_WHAT YOU ARE ASKED TO DO_
Reproduce all the lines exactly as they stand, apart from the pictures.

_EXCERPTED DATA_

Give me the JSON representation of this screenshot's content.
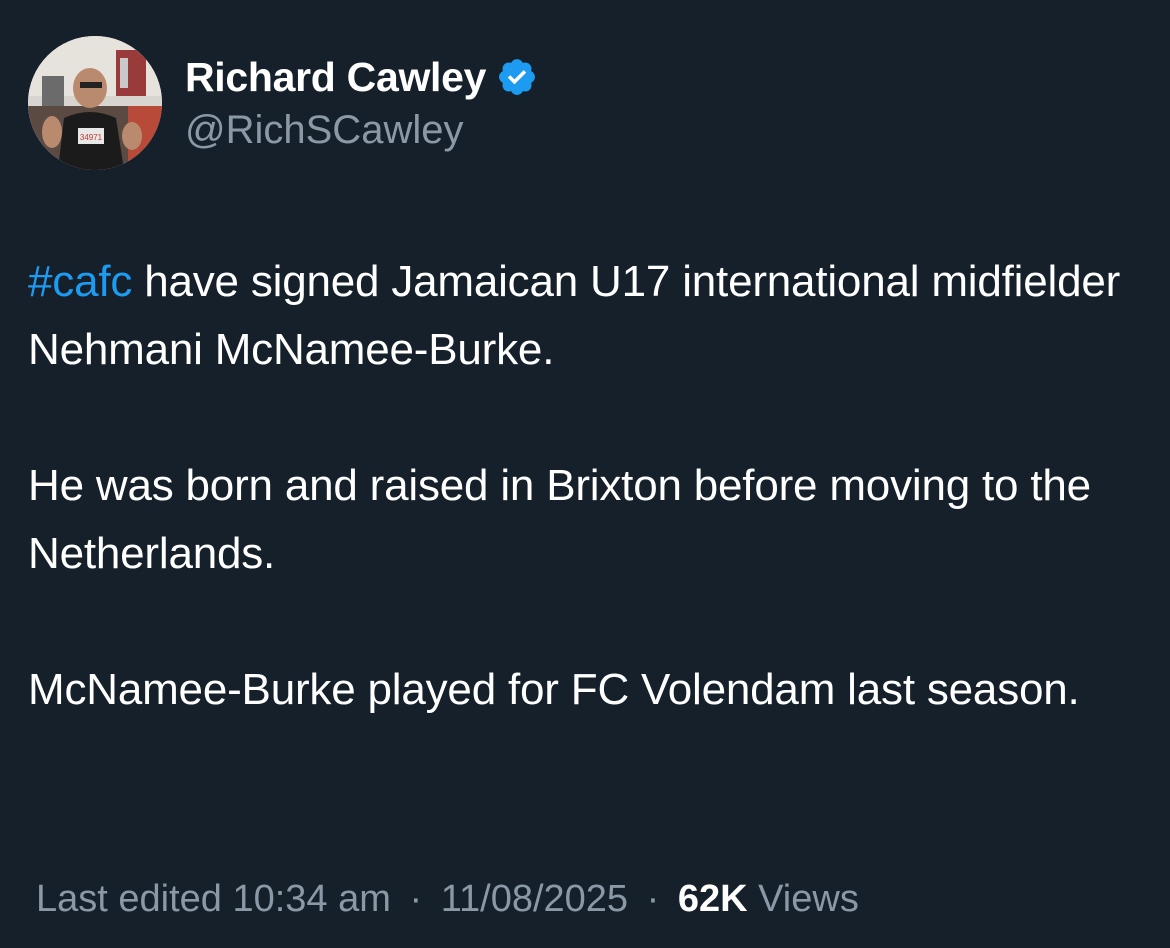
{
  "author": {
    "display_name": "Richard Cawley",
    "handle": "@RichSCawley",
    "verified": true,
    "avatar_icon": "profile-photo"
  },
  "tweet": {
    "hashtag": "#cafc",
    "paragraph_1_rest": " have signed Jamaican U17 international midfielder Nehmani McNamee-Burke.",
    "paragraph_2": "He was born and raised in Brixton before moving to the Netherlands.",
    "paragraph_3": "McNamee-Burke played for FC Volendam last season."
  },
  "meta": {
    "edited_label": "Last edited 10:34 am",
    "separator": "·",
    "date": "11/08/2025",
    "views_count": "62K",
    "views_label": "Views"
  },
  "colors": {
    "background": "#15202b",
    "link": "#1d9bf0",
    "secondary_text": "#8b98a5",
    "verified_badge": "#1d9bf0"
  }
}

_SOLUTION_
Give me the JSON representation of this screenshot's content.
{
  "author": {
    "display_name": "Richard Cawley",
    "handle": "@RichSCawley",
    "verified": true,
    "avatar_icon": "profile-photo"
  },
  "tweet": {
    "hashtag": "#cafc",
    "paragraph_1_rest": " have signed Jamaican U17 international midfielder Nehmani McNamee-Burke.",
    "paragraph_2": "He was born and raised in Brixton before moving to the Netherlands.",
    "paragraph_3": "McNamee-Burke played for FC Volendam last season."
  },
  "meta": {
    "edited_label": "Last edited 10:34 am",
    "separator": "·",
    "date": "11/08/2025",
    "views_count": "62K",
    "views_label": "Views"
  },
  "colors": {
    "background": "#15202b",
    "link": "#1d9bf0",
    "secondary_text": "#8b98a5",
    "verified_badge": "#1d9bf0"
  }
}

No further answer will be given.